- [Passage to read]:
━━━━━━━━━━

However, that would be true mostly for primary hypertension, as in our group of patients. In some types of secondary forms of hypertension, humoral factors could play also an important role Citation[38,39]. That is one of the reasons why we decided to include only untreated, newly diagnosed hypertensives. We tried meticulously to select subjects to represent essential hypertensives without previous treatment that could influence collagen metabolism. We studied males to exclude potential influence of changes in estrogen/progesterone levels on ECM. Because of our inclusion criteria, our subjects were young when compared to the general population with cardiovascular diseases. They had hypertension stage I–II according to JNC VII, which means that we were observing changes in ECM metabolism in the very early stages of hypertensive disease. We showed that our patients, despite a normal range of IMT and their lack of other overt hypertension‐related target organ damage, had higher values of IMT than the controls. Elevated TIMP‐1 would have lead to an augmentation in collagen deposition in the walls of the heart and blood vessels even in our relatively young subjects

Nevertheless, we have not found correlation between collagen indices and LVMI, similarly to Olsen et al., who studied patients with previous treatment Citation[36].

━━━━━━━━━━

Stored items
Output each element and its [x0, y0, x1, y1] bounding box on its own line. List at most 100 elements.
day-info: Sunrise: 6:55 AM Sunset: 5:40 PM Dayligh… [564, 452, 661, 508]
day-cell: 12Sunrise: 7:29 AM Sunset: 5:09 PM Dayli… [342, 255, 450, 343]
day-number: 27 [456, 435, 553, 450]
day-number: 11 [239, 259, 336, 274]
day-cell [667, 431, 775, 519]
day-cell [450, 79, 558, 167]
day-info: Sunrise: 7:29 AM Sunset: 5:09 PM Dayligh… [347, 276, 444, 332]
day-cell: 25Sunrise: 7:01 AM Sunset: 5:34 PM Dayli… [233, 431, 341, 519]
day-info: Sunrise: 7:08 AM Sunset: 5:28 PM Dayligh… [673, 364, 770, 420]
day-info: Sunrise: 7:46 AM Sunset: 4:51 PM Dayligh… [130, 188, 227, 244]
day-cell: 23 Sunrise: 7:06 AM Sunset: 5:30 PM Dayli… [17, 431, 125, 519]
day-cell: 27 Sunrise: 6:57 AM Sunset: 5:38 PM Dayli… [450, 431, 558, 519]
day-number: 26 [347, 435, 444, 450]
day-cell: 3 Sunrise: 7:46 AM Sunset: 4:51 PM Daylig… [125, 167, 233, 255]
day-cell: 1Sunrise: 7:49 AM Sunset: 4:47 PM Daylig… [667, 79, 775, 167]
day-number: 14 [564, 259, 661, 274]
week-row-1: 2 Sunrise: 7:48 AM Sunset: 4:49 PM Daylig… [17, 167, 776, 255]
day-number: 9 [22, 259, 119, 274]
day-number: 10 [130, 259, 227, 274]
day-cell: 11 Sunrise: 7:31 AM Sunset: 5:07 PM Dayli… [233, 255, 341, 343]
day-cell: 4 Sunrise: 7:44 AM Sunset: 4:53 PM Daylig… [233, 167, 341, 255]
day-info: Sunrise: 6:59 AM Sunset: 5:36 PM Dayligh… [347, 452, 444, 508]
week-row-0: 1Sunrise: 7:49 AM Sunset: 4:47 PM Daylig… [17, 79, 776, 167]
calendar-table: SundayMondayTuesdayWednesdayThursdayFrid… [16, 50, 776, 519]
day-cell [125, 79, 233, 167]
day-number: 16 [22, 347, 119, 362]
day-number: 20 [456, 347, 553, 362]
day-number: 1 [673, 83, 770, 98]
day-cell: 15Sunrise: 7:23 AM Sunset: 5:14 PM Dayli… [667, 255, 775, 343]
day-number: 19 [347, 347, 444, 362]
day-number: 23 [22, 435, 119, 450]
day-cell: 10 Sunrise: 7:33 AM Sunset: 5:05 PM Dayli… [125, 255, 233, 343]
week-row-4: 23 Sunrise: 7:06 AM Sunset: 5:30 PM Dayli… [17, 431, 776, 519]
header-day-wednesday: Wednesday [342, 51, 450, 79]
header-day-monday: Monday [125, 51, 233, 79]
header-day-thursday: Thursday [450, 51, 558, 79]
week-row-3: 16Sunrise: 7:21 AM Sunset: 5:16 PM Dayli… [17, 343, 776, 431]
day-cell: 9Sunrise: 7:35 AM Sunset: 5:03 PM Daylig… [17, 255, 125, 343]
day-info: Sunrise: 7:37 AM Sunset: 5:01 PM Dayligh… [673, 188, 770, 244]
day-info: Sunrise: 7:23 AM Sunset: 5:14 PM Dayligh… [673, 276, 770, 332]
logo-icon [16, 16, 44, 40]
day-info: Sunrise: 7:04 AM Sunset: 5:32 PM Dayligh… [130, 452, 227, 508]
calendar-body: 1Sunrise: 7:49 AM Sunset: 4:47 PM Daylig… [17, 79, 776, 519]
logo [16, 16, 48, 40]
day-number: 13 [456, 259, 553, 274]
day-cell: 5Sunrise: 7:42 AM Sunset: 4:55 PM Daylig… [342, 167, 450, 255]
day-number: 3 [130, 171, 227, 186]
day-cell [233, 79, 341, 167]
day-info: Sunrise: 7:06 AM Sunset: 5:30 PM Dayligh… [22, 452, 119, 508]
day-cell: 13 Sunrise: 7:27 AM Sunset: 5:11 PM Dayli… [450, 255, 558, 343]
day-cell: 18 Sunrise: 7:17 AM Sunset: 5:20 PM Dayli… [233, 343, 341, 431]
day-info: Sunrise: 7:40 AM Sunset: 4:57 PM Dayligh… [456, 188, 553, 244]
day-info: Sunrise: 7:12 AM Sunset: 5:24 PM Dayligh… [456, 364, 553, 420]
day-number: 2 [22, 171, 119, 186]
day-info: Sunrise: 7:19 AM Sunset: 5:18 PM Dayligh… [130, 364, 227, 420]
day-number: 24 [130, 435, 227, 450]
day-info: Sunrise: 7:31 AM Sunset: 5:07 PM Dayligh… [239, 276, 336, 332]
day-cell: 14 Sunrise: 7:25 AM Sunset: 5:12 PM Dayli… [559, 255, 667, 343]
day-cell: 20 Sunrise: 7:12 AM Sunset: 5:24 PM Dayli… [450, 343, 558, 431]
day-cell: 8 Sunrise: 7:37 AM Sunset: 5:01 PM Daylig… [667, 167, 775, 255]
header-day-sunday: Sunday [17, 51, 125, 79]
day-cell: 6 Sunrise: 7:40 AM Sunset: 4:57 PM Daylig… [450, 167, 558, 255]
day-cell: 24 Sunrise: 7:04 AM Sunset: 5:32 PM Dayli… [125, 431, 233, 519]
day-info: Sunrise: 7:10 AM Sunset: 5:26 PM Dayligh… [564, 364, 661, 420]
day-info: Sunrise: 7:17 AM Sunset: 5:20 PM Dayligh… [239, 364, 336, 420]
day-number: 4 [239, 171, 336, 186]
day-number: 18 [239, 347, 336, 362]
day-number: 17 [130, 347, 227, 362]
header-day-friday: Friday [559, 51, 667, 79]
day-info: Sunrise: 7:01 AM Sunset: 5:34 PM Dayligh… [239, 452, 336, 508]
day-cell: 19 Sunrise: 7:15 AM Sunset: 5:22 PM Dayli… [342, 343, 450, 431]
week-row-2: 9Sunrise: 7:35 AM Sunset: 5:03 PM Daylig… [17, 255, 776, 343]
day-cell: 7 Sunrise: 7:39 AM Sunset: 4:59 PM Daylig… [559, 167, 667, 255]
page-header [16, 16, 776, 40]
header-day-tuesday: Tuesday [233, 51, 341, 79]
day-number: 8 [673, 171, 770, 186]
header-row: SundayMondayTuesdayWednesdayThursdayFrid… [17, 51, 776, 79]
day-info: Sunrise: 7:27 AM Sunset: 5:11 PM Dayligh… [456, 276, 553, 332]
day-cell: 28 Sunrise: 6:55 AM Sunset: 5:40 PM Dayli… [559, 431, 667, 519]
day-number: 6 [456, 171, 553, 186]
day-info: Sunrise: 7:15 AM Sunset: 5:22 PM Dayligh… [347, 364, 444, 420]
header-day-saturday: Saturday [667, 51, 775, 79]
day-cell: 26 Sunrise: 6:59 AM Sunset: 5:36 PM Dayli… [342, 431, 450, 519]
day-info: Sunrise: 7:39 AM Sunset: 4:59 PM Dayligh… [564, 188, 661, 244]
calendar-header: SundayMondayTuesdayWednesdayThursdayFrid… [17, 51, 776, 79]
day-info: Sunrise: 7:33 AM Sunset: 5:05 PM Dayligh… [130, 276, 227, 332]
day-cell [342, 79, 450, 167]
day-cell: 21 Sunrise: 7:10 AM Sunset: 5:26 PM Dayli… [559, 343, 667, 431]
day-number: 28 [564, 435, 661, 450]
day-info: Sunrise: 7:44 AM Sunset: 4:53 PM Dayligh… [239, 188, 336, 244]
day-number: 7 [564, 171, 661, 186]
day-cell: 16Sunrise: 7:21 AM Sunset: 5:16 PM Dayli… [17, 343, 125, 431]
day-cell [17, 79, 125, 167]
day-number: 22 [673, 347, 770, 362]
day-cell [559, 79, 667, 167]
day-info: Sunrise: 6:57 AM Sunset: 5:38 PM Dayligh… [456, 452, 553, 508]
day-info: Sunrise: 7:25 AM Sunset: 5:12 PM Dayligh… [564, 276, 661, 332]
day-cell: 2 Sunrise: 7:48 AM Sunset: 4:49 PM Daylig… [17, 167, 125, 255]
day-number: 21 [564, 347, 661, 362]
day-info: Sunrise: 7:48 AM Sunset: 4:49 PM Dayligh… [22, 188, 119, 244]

━━━━━━━━━━

- [Explore the material]:
[A] In the passage on hypertension and collagen metabolism, why did the researchers study only males?
[B] List every acronym used in the passage on hypertension and collagen metabolism.
[C] Continue the passage on hypertension and collagen metabolism from where it stops.

- [Answers given]:
[A] To exclude the potential influence of changes in estrogen/progesterone levels on ECM.

[B] ECM, JNC VII, IMT, TIMP‑1, LVMI

[C]
Additionally to parameters related directly to the cardiovascular system, we tried to broaden the scope of the study and used several tests for indices of bone tissue metabolism to assess their possible relationship with collagen, but we did not find any significant changes between studied groups.

Limitations of the study

We assessed collagenase serum levels, not activity, which was less convenient and more expensive at the beginning of the study, but potentially might be more accurate for the assessment of metalloproteinase metabolism. We studied only MMP‐1, as a dominant metalloproteinase, first in the complex chain of degradation of collagen molecules. However, several different types of metalloproteinases, mostly MMP‐2 and MMP‐9 have grown in scientific importance. However, even in the papers with all these three enzymes studied, their activities were in fact in a linear relationship Citation[30].

It is not that easy definitely to relate particular serum particles, such as PICP, ICTP and others used in the studies, to specific stages of collagen metabolism. Additionally, analyzing the results, it is difficult to differentiate whether there is an increased turnover or an abnormal metabolism of collagen. One of potential limitations is that measuring serum levels of peptides such as PICP, PIIINP and ICTP, we indicate a more likely metabolism of collagen than its content in tissues. The ultimate way of studying collagen fraction in any tissue is of course histopathology following invasive procedures. In relatively rare histopathological studies, the authors found increased collagen volume fraction in hypertensive patients Citation[10],Citation[26]. Because of the invasive nature of these methods, and our design of the study with a control group, we did not perform them on our subjects.

Performing several measurements, from clinical ones, through biochemical, ultrasonographical, to echocardiographical, on a selected group of newly diagnosed, untreated hypertensives, we were only able to study relatively small number of subjects; therefore, statistical value of comparisons has been limited. However, most of the studies with collagen metabolism involve rather small numbers of patients.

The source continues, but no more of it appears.